WRITTEN TASK: Could you repeat the records below exactly, leaving out any pictures?

■ ■ ■

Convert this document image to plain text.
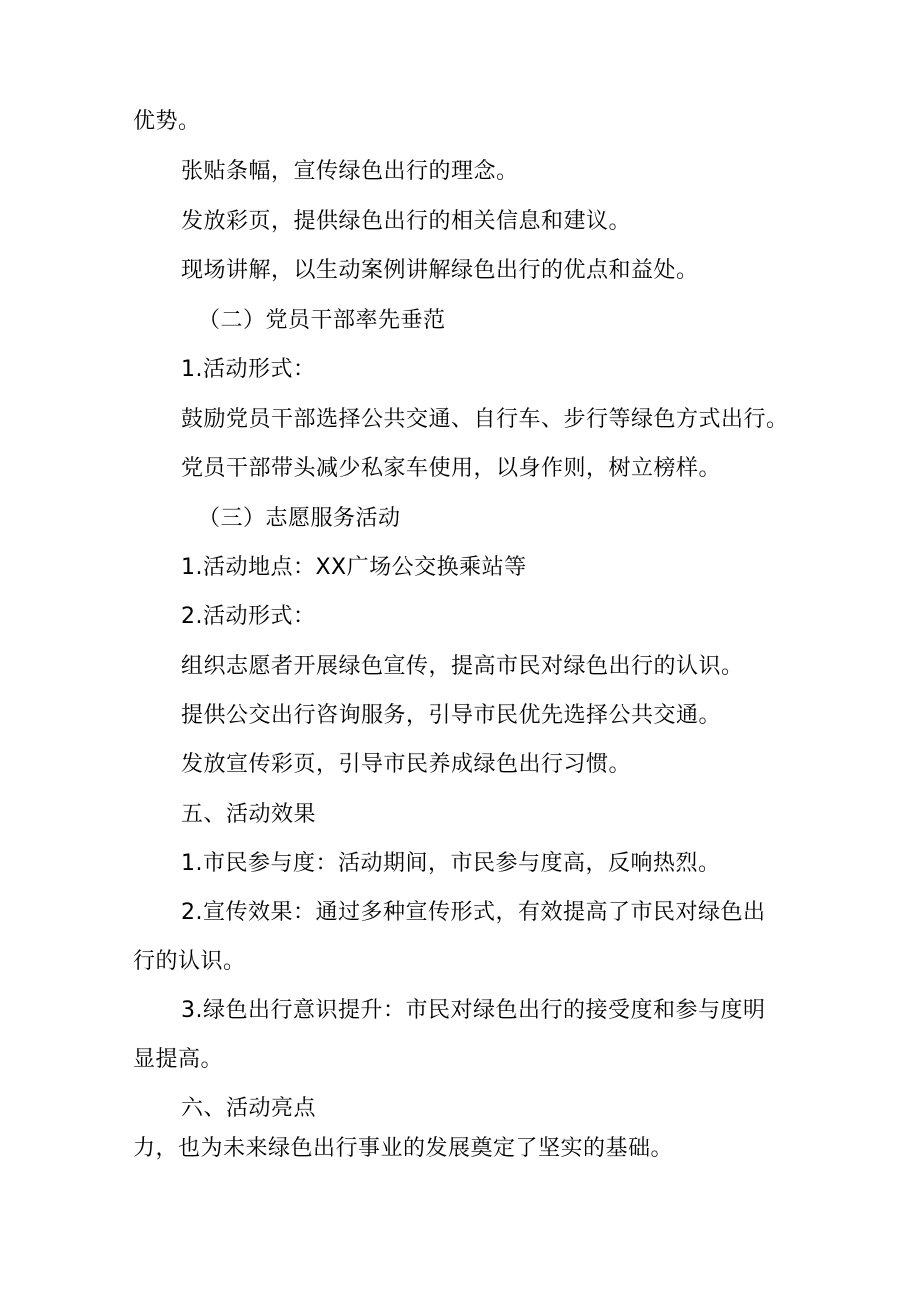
优势。
张贴条幅，宣传绿色出行的理念。
发放彩页，提供绿色出行的相关信息和建议。
现场讲解，以生动案例讲解绿色出行的优点和益处。
（二）党员干部率先垂范
1.活动形式：
鼓励党员干部选择公共交通、自行车、步行等绿色方式出行。
党员干部带头减少私家车使用，以身作则，树立榜样。
（三）志愿服务活动
1.活动地点：XX广场公交换乘站等
2.活动形式：
组织志愿者开展绿色宣传，提高市民对绿色出行的认识。
提供公交出行咨询服务，引导市民优先选择公共交通。
发放宣传彩页，引导市民养成绿色出行习惯。
五、活动效果
1.市民参与度：活动期间，市民参与度高，反响热烈。
2.宣传效果：通过多种宣传形式，有效提高了市民对绿色出
行的认识。
3.绿色出行意识提升：市民对绿色出行的接受度和参与度明
显提高。
六、活动亮点
力，也为未来绿色出行事业的发展奠定了坚实的基础。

■ ■ ■

FULL SOLUTION:
Convert this document image to plain text.
优势。
张贴条幅，宣传绿色出行的理念。
发放彩页，提供绿色出行的相关信息和建议。
现场讲解，以生动案例讲解绿色出行的优点和益处。
（二）党员干部率先垂范
1.活动形式：
鼓励党员干部选择公共交通、自行车、步行等绿色方式出行。
党员干部带头减少私家车使用，以身作则，树立榜样。
（三）志愿服务活动
1.活动地点：XX广场公交换乘站等
2.活动形式：
组织志愿者开展绿色宣传，提高市民对绿色出行的认识。
提供公交出行咨询服务，引导市民优先选择公共交通。
发放宣传彩页，引导市民养成绿色出行习惯。
五、活动效果
1.市民参与度：活动期间，市民参与度高，反响热烈。
2.宣传效果：通过多种宣传形式，有效提高了市民对绿色出
行的认识。
3.绿色出行意识提升：市民对绿色出行的接受度和参与度明
显提高。
六、活动亮点
力，也为未来绿色出行事业的发展奠定了坚实的基础。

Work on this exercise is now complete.